== Exercise requirements ==
Give every line again exactly as it appears, please, but not the pictures.

════════════════════

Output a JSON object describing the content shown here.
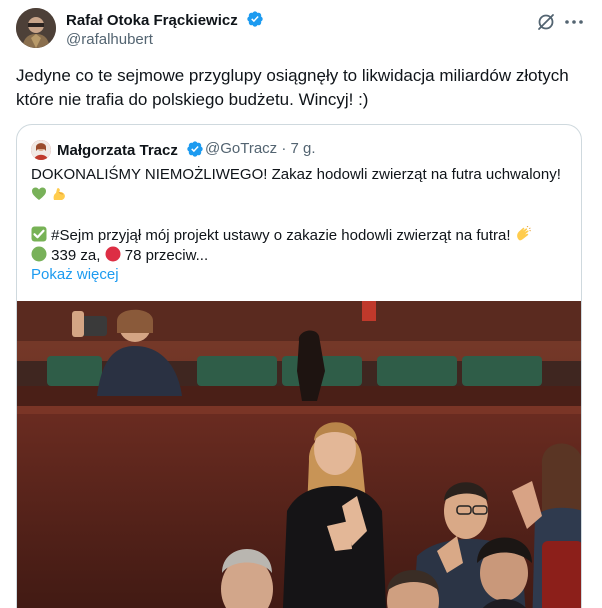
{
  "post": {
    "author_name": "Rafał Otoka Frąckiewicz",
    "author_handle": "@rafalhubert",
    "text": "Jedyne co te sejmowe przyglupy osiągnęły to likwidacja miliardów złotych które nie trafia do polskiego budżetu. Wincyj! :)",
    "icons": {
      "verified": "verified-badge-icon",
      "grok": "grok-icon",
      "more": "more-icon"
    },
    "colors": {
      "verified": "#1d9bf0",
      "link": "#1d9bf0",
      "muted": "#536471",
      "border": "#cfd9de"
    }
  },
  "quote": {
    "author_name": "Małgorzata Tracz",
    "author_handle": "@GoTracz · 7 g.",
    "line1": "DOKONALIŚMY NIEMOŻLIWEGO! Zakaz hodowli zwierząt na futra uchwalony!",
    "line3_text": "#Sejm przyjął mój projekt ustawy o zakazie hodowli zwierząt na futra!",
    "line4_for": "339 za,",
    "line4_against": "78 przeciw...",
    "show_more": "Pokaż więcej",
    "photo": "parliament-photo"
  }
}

════════════════════

== Exercise result ==
Output a JSON object describing the content shown here.
{
  "post": {
    "author_name": "Rafał Otoka Frąckiewicz",
    "author_handle": "@rafalhubert",
    "text": "Jedyne co te sejmowe przyglupy osiągnęły to likwidacja miliardów złotych które nie trafia do polskiego budżetu. Wincyj! :)",
    "icons": {
      "verified": "verified-badge-icon",
      "grok": "grok-icon",
      "more": "more-icon"
    },
    "colors": {
      "verified": "#1d9bf0",
      "link": "#1d9bf0",
      "muted": "#536471",
      "border": "#cfd9de"
    }
  },
  "quote": {
    "author_name": "Małgorzata Tracz",
    "author_handle": "@GoTracz · 7 g.",
    "line1": "DOKONALIŚMY NIEMOŻLIWEGO! Zakaz hodowli zwierząt na futra uchwalony!",
    "line3_text": "#Sejm przyjął mój projekt ustawy o zakazie hodowli zwierząt na futra!",
    "line4_for": "339 za,",
    "line4_against": "78 przeciw...",
    "show_more": "Pokaż więcej",
    "photo": "parliament-photo"
  }
}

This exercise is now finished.